Dataset items:
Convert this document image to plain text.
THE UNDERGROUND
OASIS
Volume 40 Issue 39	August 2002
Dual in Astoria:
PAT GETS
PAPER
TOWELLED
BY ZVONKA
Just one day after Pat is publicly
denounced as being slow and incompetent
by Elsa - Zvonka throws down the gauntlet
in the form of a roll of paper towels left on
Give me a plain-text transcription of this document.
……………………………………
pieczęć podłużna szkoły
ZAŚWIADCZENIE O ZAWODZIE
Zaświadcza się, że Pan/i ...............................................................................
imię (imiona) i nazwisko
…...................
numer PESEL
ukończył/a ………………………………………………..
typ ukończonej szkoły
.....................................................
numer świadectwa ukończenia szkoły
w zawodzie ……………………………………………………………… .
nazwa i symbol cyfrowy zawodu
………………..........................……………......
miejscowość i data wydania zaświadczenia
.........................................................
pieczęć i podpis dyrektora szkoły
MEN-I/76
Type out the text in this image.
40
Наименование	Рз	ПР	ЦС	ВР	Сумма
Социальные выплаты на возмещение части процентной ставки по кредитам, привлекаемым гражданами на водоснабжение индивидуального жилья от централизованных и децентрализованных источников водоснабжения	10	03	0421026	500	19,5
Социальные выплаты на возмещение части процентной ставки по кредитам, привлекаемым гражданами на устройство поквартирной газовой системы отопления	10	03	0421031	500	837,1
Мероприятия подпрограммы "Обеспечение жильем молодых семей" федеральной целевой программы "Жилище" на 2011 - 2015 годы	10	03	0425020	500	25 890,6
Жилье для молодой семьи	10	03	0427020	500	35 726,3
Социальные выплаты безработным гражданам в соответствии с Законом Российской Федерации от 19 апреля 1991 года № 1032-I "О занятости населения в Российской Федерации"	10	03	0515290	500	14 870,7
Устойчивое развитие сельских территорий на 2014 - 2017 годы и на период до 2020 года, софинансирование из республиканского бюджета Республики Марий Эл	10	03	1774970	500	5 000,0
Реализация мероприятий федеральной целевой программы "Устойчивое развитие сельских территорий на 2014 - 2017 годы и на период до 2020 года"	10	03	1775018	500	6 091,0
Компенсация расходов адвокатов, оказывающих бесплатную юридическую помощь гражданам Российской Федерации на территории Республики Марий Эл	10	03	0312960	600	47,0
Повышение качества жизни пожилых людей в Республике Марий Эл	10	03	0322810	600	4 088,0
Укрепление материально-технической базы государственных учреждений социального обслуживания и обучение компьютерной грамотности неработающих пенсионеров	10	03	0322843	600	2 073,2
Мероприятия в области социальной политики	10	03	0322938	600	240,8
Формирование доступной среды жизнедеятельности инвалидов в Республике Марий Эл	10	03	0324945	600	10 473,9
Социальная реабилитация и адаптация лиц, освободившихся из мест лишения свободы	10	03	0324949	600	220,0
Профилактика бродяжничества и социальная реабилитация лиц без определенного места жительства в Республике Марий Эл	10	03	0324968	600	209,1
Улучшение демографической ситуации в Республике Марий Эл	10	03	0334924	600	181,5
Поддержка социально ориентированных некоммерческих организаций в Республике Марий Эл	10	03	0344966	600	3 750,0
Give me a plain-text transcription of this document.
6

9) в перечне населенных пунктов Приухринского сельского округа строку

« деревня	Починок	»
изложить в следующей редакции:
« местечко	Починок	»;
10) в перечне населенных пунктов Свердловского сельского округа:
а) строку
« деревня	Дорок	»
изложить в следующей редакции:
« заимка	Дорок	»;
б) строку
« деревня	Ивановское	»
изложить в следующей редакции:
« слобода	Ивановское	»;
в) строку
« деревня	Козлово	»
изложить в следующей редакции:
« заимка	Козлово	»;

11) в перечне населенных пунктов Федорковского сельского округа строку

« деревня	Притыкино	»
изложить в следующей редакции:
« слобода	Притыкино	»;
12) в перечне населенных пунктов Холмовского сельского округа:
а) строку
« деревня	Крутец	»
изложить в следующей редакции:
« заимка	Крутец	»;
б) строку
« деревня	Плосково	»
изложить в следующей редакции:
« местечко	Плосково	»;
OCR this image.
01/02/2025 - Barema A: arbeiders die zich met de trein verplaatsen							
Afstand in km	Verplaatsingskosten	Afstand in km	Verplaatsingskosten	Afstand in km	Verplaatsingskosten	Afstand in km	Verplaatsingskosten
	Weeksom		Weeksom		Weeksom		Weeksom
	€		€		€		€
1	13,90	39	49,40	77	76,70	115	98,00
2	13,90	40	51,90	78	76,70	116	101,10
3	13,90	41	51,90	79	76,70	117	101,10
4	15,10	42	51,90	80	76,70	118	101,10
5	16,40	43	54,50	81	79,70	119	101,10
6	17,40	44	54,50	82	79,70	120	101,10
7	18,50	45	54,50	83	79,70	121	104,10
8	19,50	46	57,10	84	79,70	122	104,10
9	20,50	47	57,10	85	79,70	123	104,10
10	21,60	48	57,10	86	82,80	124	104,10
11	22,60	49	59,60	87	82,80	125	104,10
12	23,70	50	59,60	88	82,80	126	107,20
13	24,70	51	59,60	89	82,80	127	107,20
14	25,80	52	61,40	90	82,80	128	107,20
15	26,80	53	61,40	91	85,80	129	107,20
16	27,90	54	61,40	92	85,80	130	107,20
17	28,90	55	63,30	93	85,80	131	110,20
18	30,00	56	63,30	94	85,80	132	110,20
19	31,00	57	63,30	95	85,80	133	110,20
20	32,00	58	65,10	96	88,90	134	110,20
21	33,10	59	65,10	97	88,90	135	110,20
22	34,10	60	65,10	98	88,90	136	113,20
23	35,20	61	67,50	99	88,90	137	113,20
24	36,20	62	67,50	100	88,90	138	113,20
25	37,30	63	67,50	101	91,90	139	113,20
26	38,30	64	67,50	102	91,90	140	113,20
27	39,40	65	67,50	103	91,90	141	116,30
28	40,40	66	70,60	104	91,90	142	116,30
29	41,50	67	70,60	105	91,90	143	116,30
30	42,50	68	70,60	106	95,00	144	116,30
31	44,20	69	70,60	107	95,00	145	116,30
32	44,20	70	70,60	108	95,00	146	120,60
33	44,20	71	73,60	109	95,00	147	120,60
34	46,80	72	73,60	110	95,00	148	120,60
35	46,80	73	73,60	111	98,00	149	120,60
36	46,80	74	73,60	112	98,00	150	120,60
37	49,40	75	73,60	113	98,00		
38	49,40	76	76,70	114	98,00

[Task to carry out]: Reproduce the full listing word for word.

[In response]:
Convert this document image to plain text.
THE UNDERGROUND
OASIS
Volume 40 Issue 39	August 2002
Dual in Astoria:
PAT GETS
PAPER
TOWELLED
BY ZVONKA
Just one day after Pat is publicly
denounced as being slow and incompetent
by Elsa - Zvonka throws down the gauntlet
in the form of a roll of paper towels left on
Give me a plain-text transcription of this document.
……………………………………
pieczęć podłużna szkoły
ZAŚWIADCZENIE O ZAWODZIE
Zaświadcza się, że Pan/i ...............................................................................
imię (imiona) i nazwisko
…...................
numer PESEL
ukończył/a ………………………………………………..
typ ukończonej szkoły
.....................................................
numer świadectwa ukończenia szkoły
w zawodzie ……………………………………………………………… .
nazwa i symbol cyfrowy zawodu
………………..........................……………......
miejscowość i data wydania zaświadczenia
.........................................................
pieczęć i podpis dyrektora szkoły
MEN-I/76
Type out the text in this image.
40
Наименование	Рз	ПР	ЦС	ВР	Сумма
Социальные выплаты на возмещение части процентной ставки по кредитам, привлекаемым гражданами на водоснабжение индивидуального жилья от централизованных и децентрализованных источников водоснабжения	10	03	0421026	500	19,5
Социальные выплаты на возмещение части процентной ставки по кредитам, привлекаемым гражданами на устройство поквартирной газовой системы отопления	10	03	0421031	500	837,1
Мероприятия подпрограммы "Обеспечение жильем молодых семей" федеральной целевой программы "Жилище" на 2011 - 2015 годы	10	03	0425020	500	25 890,6
Жилье для молодой семьи	10	03	0427020	500	35 726,3
Социальные выплаты безработным гражданам в соответствии с Законом Российской Федерации от 19 апреля 1991 года № 1032-I "О занятости населения в Российской Федерации"	10	03	0515290	500	14 870,7
Устойчивое развитие сельских территорий на 2014 - 2017 годы и на период до 2020 года, софинансирование из республиканского бюджета Республики Марий Эл	10	03	1774970	500	5 000,0
Реализация мероприятий федеральной целевой программы "Устойчивое развитие сельских территорий на 2014 - 2017 годы и на период до 2020 года"	10	03	1775018	500	6 091,0
Компенсация расходов адвокатов, оказывающих бесплатную юридическую помощь гражданам Российской Федерации на территории Республики Марий Эл	10	03	0312960	600	47,0
Повышение качества жизни пожилых людей в Республике Марий Эл	10	03	0322810	600	4 088,0
Укрепление материально-технической базы государственных учреждений социального обслуживания и обучение компьютерной грамотности неработающих пенсионеров	10	03	0322843	600	2 073,2
Мероприятия в области социальной политики	10	03	0322938	600	240,8
Формирование доступной среды жизнедеятельности инвалидов в Республике Марий Эл	10	03	0324945	600	10 473,9
Социальная реабилитация и адаптация лиц, освободившихся из мест лишения свободы	10	03	0324949	600	220,0
Профилактика бродяжничества и социальная реабилитация лиц без определенного места жительства в Республике Марий Эл	10	03	0324968	600	209,1
Улучшение демографической ситуации в Республике Марий Эл	10	03	0334924	600	181,5
Поддержка социально ориентированных некоммерческих организаций в Республике Марий Эл	10	03	0344966	600	3 750,0
Give me a plain-text transcription of this document.
6

9) в перечне населенных пунктов Приухринского сельского округа строку

« деревня	Починок	»
изложить в следующей редакции:
« местечко	Починок	»;
10) в перечне населенных пунктов Свердловского сельского округа:
а) строку
« деревня	Дорок	»
изложить в следующей редакции:
« заимка	Дорок	»;
б) строку
« деревня	Ивановское	»
изложить в следующей редакции:
« слобода	Ивановское	»;
в) строку
« деревня	Козлово	»
изложить в следующей редакции:
« заимка	Козлово	»;

11) в перечне населенных пунктов Федорковского сельского округа строку

« деревня	Притыкино	»
изложить в следующей редакции:
« слобода	Притыкино	»;
12) в перечне населенных пунктов Холмовского сельского округа:
а) строку
« деревня	Крутец	»
изложить в следующей редакции:
« заимка	Крутец	»;
б) строку
« деревня	Плосково	»
изложить в следующей редакции:
« местечко	Плосково	»;
OCR this image.
01/02/2025 - Barema A: arbeiders die zich met de trein verplaatsen							
Afstand in km	Verplaatsingskosten	Afstand in km	Verplaatsingskosten	Afstand in km	Verplaatsingskosten	Afstand in km	Verplaatsingskosten
	Weeksom		Weeksom		Weeksom		Weeksom
	€		€		€		€
1	13,90	39	49,40	77	76,70	115	98,00
2	13,90	40	51,90	78	76,70	116	101,10
3	13,90	41	51,90	79	76,70	117	101,10
4	15,10	42	51,90	80	76,70	118	101,10
5	16,40	43	54,50	81	79,70	119	101,10
6	17,40	44	54,50	82	79,70	120	101,10
7	18,50	45	54,50	83	79,70	121	104,10
8	19,50	46	57,10	84	79,70	122	104,10
9	20,50	47	57,10	85	79,70	123	104,10
10	21,60	48	57,10	86	82,80	124	104,10
11	22,60	49	59,60	87	82,80	125	104,10
12	23,70	50	59,60	88	82,80	126	107,20
13	24,70	51	59,60	89	82,80	127	107,20
14	25,80	52	61,40	90	82,80	128	107,20
15	26,80	53	61,40	91	85,80	129	107,20
16	27,90	54	61,40	92	85,80	130	107,20
17	28,90	55	63,30	93	85,80	131	110,20
18	30,00	56	63,30	94	85,80	132	110,20
19	31,00	57	63,30	95	85,80	133	110,20
20	32,00	58	65,10	96	88,90	134	110,20
21	33,10	59	65,10	97	88,90	135	110,20
22	34,10	60	65,10	98	88,90	136	113,20
23	35,20	61	67,50	99	88,90	137	113,20
24	36,20	62	67,50	100	88,90	138	113,20
25	37,30	63	67,50	101	91,90	139	113,20
26	38,30	64	67,50	102	91,90	140	113,20
27	39,40	65	67,50	103	91,90	141	116,30
28	40,40	66	70,60	104	91,90	142	116,30
29	41,50	67	70,60	105	91,90	143	116,30
30	42,50	68	70,60	106	95,00	144	116,30
31	44,20	69	70,60	107	95,00	145	116,30
32	44,20	70	70,60	108	95,00	146	120,60
33	44,20	71	73,60	109	95,00	147	120,60
34	46,80	72	73,60	110	95,00	148	120,60
35	46,80	73	73,60	111	98,00	149	120,60
36	46,80	74	73,60	112	98,00	150	120,60
37	49,40	75	73,60	113	98,00		
38	49,40	76	76,70	114	98,00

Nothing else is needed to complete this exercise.